» **TASK PROMPT**
Find the lines holding the string "газеты" in the data, then copy all of them.

--- begin SUPPLIED RECORDS ---

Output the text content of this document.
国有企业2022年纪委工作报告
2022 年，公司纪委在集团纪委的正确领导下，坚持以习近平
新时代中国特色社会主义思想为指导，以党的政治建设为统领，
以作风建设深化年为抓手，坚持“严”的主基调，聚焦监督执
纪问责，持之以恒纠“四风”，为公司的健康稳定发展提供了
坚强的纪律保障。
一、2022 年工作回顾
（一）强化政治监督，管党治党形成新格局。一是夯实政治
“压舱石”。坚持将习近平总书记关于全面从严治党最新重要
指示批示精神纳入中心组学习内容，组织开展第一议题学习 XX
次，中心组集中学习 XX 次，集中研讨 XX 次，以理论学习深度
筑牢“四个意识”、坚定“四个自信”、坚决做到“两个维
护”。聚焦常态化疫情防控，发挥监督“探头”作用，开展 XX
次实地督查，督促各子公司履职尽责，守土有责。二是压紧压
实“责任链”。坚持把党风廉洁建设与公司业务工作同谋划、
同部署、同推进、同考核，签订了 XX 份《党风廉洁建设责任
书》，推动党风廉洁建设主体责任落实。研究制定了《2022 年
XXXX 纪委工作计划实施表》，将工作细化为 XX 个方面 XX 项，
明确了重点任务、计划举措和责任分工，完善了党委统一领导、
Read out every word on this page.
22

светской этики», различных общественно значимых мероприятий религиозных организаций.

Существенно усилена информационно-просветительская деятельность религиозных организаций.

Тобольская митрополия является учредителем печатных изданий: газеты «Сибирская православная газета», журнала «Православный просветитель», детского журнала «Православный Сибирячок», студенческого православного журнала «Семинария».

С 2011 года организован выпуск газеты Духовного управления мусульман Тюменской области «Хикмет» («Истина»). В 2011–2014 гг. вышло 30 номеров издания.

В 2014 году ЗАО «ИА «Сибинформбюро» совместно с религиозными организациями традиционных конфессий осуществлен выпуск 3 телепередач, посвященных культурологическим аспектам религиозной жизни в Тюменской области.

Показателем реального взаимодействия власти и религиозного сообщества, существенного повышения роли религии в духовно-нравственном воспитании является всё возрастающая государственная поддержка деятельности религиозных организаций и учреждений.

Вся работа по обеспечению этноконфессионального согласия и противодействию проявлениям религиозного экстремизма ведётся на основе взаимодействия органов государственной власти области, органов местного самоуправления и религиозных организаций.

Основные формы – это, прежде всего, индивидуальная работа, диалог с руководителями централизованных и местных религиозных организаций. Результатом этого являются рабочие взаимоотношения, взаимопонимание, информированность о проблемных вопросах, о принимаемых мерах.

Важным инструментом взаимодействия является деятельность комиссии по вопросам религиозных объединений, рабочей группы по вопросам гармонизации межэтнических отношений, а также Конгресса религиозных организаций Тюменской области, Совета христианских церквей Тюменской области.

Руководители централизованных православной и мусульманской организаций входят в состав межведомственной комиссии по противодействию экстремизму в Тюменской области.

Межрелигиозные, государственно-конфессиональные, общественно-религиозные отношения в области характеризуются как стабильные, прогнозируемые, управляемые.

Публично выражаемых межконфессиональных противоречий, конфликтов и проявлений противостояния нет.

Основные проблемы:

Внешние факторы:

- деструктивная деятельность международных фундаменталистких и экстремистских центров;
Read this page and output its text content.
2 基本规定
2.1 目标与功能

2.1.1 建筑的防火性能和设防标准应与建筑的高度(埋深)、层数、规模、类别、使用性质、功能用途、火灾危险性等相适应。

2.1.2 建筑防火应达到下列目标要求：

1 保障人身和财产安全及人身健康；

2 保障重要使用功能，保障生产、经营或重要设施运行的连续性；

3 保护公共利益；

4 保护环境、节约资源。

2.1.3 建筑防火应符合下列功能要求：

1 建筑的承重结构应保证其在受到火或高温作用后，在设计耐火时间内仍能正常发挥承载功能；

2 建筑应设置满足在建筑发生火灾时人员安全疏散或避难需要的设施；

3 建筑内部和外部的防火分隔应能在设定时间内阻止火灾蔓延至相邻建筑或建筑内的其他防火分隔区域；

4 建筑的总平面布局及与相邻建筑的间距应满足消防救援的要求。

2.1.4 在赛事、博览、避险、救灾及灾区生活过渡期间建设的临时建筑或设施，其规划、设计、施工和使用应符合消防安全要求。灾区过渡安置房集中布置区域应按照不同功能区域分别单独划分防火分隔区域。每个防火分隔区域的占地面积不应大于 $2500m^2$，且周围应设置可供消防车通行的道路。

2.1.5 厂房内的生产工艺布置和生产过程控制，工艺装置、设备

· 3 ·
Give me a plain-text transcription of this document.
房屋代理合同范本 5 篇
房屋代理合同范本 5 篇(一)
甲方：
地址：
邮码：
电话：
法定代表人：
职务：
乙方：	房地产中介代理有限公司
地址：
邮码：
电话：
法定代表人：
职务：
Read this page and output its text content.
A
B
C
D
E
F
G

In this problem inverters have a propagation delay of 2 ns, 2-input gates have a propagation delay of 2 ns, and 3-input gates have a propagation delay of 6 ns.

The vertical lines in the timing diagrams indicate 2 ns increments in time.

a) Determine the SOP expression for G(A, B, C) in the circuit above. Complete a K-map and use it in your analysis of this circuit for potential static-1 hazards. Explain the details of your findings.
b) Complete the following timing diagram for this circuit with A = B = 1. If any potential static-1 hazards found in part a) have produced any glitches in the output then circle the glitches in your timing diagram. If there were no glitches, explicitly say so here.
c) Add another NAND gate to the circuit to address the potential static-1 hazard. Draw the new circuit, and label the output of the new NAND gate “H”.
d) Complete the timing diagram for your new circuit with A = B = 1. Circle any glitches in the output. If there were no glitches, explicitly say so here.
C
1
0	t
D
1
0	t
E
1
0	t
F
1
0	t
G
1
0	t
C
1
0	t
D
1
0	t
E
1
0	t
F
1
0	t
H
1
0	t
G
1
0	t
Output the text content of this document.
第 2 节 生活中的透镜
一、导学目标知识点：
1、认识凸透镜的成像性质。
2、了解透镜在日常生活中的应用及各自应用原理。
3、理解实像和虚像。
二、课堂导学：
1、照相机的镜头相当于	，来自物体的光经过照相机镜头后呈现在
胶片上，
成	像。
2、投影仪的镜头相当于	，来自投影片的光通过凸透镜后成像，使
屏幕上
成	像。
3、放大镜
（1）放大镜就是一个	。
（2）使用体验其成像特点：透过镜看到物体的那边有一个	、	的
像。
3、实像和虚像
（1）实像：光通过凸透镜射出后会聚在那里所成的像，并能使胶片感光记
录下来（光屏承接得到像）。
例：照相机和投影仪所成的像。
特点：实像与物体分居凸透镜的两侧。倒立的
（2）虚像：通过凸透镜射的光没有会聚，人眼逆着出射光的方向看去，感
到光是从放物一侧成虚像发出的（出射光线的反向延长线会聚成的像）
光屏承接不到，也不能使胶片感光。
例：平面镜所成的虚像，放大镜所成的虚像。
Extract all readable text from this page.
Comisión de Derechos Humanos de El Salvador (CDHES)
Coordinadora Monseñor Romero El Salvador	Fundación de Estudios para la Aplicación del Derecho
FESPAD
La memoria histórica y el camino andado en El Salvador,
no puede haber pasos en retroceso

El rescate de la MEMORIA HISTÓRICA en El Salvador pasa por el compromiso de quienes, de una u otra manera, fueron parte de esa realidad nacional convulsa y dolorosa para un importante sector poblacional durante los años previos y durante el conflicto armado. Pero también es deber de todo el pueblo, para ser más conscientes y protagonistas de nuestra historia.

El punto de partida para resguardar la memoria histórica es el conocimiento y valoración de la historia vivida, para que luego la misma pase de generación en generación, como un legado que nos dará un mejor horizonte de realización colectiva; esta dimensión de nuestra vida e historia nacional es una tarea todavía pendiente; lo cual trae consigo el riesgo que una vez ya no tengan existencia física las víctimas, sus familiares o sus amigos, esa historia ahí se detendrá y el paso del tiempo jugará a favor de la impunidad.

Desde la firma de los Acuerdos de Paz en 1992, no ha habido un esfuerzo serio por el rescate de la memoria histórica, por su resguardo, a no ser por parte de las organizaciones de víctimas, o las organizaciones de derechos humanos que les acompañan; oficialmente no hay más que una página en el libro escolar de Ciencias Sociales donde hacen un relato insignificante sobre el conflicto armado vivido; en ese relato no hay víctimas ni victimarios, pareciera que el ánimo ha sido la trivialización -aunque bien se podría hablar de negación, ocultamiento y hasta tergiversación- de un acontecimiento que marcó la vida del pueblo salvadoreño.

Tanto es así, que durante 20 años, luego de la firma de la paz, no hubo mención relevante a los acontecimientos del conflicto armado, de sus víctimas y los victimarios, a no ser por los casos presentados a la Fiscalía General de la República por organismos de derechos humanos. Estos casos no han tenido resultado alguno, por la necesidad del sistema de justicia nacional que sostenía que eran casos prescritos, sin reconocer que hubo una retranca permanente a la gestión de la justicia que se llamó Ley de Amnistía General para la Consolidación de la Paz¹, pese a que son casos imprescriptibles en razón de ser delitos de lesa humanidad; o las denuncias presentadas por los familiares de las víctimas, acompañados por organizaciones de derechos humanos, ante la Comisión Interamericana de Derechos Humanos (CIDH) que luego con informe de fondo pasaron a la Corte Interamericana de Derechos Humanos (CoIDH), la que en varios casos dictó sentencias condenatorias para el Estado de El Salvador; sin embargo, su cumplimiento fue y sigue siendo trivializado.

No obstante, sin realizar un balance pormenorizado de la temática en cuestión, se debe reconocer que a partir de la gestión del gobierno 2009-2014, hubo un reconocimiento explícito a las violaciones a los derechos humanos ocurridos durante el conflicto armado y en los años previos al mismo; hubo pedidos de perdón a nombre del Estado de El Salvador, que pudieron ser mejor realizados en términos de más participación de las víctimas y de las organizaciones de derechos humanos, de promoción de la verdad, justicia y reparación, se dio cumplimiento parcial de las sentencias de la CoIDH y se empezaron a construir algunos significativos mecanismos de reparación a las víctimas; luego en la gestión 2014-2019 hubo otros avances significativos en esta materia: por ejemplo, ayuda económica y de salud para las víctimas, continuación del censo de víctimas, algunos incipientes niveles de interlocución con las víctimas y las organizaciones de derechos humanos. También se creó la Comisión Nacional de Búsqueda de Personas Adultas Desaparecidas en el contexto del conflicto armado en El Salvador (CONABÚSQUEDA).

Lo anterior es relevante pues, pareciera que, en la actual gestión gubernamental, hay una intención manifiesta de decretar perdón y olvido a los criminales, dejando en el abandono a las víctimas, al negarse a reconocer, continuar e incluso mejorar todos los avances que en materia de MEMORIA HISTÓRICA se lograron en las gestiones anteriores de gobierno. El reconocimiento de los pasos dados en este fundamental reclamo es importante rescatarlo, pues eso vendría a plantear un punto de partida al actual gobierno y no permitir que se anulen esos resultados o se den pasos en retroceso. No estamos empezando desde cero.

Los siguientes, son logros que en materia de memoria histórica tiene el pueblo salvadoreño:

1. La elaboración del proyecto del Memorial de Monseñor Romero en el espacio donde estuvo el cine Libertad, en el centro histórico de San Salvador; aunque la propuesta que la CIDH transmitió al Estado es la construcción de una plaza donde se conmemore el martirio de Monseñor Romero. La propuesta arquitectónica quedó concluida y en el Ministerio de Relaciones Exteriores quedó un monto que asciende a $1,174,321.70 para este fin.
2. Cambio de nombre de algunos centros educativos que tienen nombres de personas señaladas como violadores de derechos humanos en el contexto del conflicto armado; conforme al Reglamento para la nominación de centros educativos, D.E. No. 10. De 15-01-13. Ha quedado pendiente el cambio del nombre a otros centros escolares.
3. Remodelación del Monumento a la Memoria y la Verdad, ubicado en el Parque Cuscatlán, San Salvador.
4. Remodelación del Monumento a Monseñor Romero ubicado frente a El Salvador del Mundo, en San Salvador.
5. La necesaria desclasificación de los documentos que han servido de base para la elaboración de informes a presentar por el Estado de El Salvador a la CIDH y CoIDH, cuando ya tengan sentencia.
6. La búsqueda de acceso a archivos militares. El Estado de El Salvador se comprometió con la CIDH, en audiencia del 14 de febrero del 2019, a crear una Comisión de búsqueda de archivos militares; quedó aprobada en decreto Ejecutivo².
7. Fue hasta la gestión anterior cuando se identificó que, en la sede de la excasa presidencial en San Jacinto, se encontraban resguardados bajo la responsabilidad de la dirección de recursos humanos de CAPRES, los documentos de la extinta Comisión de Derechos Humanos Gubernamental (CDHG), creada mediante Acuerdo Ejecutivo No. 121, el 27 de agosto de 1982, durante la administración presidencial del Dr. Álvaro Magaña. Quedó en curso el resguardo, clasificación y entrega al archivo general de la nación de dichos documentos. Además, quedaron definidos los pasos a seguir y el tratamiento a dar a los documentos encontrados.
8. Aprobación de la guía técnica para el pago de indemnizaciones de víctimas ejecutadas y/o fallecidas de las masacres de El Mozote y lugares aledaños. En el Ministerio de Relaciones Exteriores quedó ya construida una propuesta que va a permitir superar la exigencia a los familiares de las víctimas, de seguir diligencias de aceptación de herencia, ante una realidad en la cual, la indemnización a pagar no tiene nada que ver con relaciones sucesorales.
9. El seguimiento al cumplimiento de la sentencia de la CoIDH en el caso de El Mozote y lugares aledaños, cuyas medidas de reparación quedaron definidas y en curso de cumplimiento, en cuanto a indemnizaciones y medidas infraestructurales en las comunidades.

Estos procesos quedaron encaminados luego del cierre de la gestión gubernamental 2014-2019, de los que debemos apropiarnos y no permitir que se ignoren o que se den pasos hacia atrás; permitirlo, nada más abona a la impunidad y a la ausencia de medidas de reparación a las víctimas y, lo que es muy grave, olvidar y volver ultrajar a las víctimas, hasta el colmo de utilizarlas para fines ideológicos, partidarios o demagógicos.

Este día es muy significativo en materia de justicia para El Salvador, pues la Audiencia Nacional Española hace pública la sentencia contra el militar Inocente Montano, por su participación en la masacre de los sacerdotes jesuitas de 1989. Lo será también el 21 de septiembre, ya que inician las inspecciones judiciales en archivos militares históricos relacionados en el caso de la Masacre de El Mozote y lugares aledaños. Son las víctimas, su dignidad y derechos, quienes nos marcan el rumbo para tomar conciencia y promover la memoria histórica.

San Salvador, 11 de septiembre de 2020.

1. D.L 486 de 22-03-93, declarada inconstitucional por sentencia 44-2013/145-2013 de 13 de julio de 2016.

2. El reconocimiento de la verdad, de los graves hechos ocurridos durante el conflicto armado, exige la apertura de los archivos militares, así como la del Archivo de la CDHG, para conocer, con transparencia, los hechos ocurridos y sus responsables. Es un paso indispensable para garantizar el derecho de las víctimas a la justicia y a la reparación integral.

--- end SUPPLIED RECORDS ---

» **OUTPUT OF THE EXERCISE**
Тобольская митрополия является учредителем печатных изданий: газеты «Сибирская православная газета», журнала «Православный просветитель», детского журнала «Православный Сибирячок», студенческого православного журнала «Семинария».
С 2011 года организован выпуск газеты Духовного управления мусульман Тюменской области «Хикмет» («Истина»). В 2011–2014 гг. вышло 30 номеров издания.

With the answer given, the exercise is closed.